**A run of records**:
^^^^
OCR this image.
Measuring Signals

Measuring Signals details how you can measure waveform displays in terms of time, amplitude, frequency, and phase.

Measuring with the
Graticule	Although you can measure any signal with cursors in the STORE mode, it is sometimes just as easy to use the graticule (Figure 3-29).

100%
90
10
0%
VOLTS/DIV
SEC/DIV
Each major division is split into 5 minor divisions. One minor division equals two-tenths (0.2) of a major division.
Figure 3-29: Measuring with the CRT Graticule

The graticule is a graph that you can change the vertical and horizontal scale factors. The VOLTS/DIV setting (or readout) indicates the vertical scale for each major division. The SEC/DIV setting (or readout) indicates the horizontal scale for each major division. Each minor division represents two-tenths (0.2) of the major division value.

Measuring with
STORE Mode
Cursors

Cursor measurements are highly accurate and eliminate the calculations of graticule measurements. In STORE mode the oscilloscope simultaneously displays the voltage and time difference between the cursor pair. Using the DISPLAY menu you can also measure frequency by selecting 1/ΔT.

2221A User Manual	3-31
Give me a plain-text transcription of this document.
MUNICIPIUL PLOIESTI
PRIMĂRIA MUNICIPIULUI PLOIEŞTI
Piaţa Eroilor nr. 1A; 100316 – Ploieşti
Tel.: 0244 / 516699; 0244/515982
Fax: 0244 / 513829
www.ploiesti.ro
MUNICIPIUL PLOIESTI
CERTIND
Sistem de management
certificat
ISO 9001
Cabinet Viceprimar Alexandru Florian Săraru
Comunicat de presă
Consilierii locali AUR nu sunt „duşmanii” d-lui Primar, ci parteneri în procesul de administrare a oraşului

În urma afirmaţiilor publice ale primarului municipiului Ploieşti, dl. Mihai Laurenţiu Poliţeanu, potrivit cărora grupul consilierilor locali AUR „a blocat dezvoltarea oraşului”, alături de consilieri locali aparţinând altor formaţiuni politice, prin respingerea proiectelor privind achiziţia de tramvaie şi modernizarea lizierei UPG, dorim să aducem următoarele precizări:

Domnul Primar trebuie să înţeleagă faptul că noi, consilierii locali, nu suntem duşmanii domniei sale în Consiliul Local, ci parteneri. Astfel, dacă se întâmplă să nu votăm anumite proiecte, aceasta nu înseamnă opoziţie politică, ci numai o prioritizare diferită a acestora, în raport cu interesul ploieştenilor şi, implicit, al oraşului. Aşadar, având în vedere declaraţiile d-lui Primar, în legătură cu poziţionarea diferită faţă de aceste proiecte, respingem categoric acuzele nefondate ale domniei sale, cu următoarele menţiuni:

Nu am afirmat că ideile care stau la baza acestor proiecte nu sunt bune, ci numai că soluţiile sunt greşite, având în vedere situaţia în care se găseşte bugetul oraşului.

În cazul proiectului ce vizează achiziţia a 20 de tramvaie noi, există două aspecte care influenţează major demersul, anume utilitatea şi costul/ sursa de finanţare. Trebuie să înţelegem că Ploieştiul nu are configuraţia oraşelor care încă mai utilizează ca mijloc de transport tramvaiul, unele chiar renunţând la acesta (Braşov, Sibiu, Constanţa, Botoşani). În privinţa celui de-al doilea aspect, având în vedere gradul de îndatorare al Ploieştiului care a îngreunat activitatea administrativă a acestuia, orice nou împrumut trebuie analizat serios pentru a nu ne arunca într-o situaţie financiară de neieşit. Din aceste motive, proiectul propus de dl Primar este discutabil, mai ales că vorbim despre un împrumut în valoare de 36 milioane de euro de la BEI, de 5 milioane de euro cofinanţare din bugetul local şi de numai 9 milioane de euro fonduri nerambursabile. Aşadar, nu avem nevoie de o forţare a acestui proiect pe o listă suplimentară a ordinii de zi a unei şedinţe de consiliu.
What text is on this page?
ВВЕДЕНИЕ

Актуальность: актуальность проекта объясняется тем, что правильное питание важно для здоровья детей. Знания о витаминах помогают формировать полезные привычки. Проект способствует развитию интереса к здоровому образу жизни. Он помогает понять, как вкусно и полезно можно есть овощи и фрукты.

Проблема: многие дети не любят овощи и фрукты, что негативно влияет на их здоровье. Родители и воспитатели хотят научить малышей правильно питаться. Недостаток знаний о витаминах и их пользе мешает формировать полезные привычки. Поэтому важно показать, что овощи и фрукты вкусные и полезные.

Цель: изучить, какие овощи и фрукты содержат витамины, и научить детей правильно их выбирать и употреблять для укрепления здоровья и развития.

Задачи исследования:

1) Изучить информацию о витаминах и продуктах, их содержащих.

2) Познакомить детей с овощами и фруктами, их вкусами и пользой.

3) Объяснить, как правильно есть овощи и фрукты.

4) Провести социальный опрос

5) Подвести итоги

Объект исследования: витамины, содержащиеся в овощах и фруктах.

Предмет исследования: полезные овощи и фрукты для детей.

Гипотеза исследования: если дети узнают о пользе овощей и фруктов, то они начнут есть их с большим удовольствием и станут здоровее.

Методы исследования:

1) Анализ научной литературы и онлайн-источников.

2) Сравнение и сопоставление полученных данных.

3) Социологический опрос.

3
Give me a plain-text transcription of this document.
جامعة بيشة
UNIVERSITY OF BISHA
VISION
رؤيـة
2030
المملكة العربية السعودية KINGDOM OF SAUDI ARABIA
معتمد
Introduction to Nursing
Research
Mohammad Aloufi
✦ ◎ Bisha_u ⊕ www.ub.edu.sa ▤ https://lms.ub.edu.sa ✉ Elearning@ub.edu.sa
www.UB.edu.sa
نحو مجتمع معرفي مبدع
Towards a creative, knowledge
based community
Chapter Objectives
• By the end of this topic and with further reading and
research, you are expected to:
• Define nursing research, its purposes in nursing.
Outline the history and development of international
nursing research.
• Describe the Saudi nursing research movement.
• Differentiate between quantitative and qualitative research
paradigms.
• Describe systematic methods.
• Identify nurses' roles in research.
^^^^
**WHAT IS NEEDED**: Give all of the entries again, word for word.

**REPLY TO THE EXERCISE**:
OCR this image.
Measuring Signals

Measuring Signals details how you can measure waveform displays in terms of time, amplitude, frequency, and phase.

Measuring with the
Graticule	Although you can measure any signal with cursors in the STORE mode, it is sometimes just as easy to use the graticule (Figure 3-29).

100%
90
10
0%
VOLTS/DIV
SEC/DIV
Each major division is split into 5 minor divisions. One minor division equals two-tenths (0.2) of a major division.
Figure 3-29: Measuring with the CRT Graticule

The graticule is a graph that you can change the vertical and horizontal scale factors. The VOLTS/DIV setting (or readout) indicates the vertical scale for each major division. The SEC/DIV setting (or readout) indicates the horizontal scale for each major division. Each minor division represents two-tenths (0.2) of the major division value.

Measuring with
STORE Mode
Cursors

Cursor measurements are highly accurate and eliminate the calculations of graticule measurements. In STORE mode the oscilloscope simultaneously displays the voltage and time difference between the cursor pair. Using the DISPLAY menu you can also measure frequency by selecting 1/ΔT.

2221A User Manual	3-31
Give me a plain-text transcription of this document.
MUNICIPIUL PLOIESTI
PRIMĂRIA MUNICIPIULUI PLOIEŞTI
Piaţa Eroilor nr. 1A; 100316 – Ploieşti
Tel.: 0244 / 516699; 0244/515982
Fax: 0244 / 513829
www.ploiesti.ro
MUNICIPIUL PLOIESTI
CERTIND
Sistem de management
certificat
ISO 9001
Cabinet Viceprimar Alexandru Florian Săraru
Comunicat de presă
Consilierii locali AUR nu sunt „duşmanii” d-lui Primar, ci parteneri în procesul de administrare a oraşului

În urma afirmaţiilor publice ale primarului municipiului Ploieşti, dl. Mihai Laurenţiu Poliţeanu, potrivit cărora grupul consilierilor locali AUR „a blocat dezvoltarea oraşului”, alături de consilieri locali aparţinând altor formaţiuni politice, prin respingerea proiectelor privind achiziţia de tramvaie şi modernizarea lizierei UPG, dorim să aducem următoarele precizări:

Domnul Primar trebuie să înţeleagă faptul că noi, consilierii locali, nu suntem duşmanii domniei sale în Consiliul Local, ci parteneri. Astfel, dacă se întâmplă să nu votăm anumite proiecte, aceasta nu înseamnă opoziţie politică, ci numai o prioritizare diferită a acestora, în raport cu interesul ploieştenilor şi, implicit, al oraşului. Aşadar, având în vedere declaraţiile d-lui Primar, în legătură cu poziţionarea diferită faţă de aceste proiecte, respingem categoric acuzele nefondate ale domniei sale, cu următoarele menţiuni:

Nu am afirmat că ideile care stau la baza acestor proiecte nu sunt bune, ci numai că soluţiile sunt greşite, având în vedere situaţia în care se găseşte bugetul oraşului.

În cazul proiectului ce vizează achiziţia a 20 de tramvaie noi, există două aspecte care influenţează major demersul, anume utilitatea şi costul/ sursa de finanţare. Trebuie să înţelegem că Ploieştiul nu are configuraţia oraşelor care încă mai utilizează ca mijloc de transport tramvaiul, unele chiar renunţând la acesta (Braşov, Sibiu, Constanţa, Botoşani). În privinţa celui de-al doilea aspect, având în vedere gradul de îndatorare al Ploieştiului care a îngreunat activitatea administrativă a acestuia, orice nou împrumut trebuie analizat serios pentru a nu ne arunca într-o situaţie financiară de neieşit. Din aceste motive, proiectul propus de dl Primar este discutabil, mai ales că vorbim despre un împrumut în valoare de 36 milioane de euro de la BEI, de 5 milioane de euro cofinanţare din bugetul local şi de numai 9 milioane de euro fonduri nerambursabile. Aşadar, nu avem nevoie de o forţare a acestui proiect pe o listă suplimentară a ordinii de zi a unei şedinţe de consiliu.
What text is on this page?
ВВЕДЕНИЕ

Актуальность: актуальность проекта объясняется тем, что правильное питание важно для здоровья детей. Знания о витаминах помогают формировать полезные привычки. Проект способствует развитию интереса к здоровому образу жизни. Он помогает понять, как вкусно и полезно можно есть овощи и фрукты.

Проблема: многие дети не любят овощи и фрукты, что негативно влияет на их здоровье. Родители и воспитатели хотят научить малышей правильно питаться. Недостаток знаний о витаминах и их пользе мешает формировать полезные привычки. Поэтому важно показать, что овощи и фрукты вкусные и полезные.

Цель: изучить, какие овощи и фрукты содержат витамины, и научить детей правильно их выбирать и употреблять для укрепления здоровья и развития.

Задачи исследования:

1) Изучить информацию о витаминах и продуктах, их содержащих.

2) Познакомить детей с овощами и фруктами, их вкусами и пользой.

3) Объяснить, как правильно есть овощи и фрукты.

4) Провести социальный опрос

5) Подвести итоги

Объект исследования: витамины, содержащиеся в овощах и фруктах.

Предмет исследования: полезные овощи и фрукты для детей.

Гипотеза исследования: если дети узнают о пользе овощей и фруктов, то они начнут есть их с большим удовольствием и станут здоровее.

Методы исследования:

1) Анализ научной литературы и онлайн-источников.

2) Сравнение и сопоставление полученных данных.

3) Социологический опрос.

3
Give me a plain-text transcription of this document.
جامعة بيشة
UNIVERSITY OF BISHA
VISION
رؤيـة
2030
المملكة العربية السعودية KINGDOM OF SAUDI ARABIA
معتمد
Introduction to Nursing
Research
Mohammad Aloufi
✦ ◎ Bisha_u ⊕ www.ub.edu.sa ▤ https://lms.ub.edu.sa ✉ Elearning@ub.edu.sa
www.UB.edu.sa
نحو مجتمع معرفي مبدع
Towards a creative, knowledge
based community
Chapter Objectives
• By the end of this topic and with further reading and
research, you are expected to:
• Define nursing research, its purposes in nursing.
Outline the history and development of international
nursing research.
• Describe the Saudi nursing research movement.
• Differentiate between quantitative and qualitative research
paradigms.
• Describe systematic methods.
• Identify nurses' roles in research.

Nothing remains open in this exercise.